AIM: Work out the number of lines containing "ylabel". Answer with nothing but that number.

Some records:
■ ■ ■ ■

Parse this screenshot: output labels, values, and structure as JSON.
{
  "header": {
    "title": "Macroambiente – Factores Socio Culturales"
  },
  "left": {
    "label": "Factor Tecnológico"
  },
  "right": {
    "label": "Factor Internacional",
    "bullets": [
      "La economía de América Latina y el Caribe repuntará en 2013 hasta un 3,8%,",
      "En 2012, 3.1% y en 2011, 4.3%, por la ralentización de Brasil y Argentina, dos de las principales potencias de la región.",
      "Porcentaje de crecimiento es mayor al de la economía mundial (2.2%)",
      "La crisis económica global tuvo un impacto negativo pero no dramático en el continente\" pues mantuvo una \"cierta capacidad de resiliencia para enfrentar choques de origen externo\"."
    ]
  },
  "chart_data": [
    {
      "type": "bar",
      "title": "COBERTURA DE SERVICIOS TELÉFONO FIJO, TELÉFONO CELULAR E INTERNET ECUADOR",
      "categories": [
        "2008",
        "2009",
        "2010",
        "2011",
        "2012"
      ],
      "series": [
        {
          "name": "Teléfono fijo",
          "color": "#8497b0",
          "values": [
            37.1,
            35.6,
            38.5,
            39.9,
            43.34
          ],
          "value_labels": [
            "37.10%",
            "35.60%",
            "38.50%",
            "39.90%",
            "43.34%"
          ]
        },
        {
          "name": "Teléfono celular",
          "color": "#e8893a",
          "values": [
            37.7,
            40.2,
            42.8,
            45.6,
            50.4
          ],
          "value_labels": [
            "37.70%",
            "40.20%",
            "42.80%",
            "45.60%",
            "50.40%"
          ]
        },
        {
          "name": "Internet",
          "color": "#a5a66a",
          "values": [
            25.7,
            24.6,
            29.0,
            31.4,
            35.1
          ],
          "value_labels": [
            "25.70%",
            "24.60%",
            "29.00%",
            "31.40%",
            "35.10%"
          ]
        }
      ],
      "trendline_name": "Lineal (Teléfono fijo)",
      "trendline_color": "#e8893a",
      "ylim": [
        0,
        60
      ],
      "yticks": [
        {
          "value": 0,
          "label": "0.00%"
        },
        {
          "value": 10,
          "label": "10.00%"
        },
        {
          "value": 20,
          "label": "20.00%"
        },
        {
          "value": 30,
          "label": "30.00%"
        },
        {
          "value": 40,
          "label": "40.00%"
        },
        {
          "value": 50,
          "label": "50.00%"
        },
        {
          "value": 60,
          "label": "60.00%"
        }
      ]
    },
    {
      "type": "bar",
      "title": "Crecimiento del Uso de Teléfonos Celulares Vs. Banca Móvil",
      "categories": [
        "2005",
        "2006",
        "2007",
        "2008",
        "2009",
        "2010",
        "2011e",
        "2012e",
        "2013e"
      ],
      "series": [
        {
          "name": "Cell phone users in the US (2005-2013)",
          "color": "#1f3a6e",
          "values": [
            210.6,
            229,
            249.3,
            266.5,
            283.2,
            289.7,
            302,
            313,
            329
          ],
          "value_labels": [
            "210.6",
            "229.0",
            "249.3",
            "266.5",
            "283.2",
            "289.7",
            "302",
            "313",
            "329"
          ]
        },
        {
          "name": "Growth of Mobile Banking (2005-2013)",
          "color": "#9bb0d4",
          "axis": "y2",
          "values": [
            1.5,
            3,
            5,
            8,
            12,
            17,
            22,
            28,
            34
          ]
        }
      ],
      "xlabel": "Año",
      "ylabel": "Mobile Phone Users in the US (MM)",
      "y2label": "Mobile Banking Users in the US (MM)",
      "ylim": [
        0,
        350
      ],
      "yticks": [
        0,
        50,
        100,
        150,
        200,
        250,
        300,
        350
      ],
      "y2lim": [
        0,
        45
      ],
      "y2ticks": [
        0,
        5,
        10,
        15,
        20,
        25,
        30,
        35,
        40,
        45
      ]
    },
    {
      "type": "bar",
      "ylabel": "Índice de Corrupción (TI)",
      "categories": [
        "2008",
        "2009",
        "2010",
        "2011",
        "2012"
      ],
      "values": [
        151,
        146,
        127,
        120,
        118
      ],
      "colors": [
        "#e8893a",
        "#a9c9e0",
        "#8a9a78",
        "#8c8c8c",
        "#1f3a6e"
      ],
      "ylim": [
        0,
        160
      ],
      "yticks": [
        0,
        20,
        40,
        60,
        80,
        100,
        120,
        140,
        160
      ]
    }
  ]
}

■ ■ ■ ■

FULL SOLUTION: 2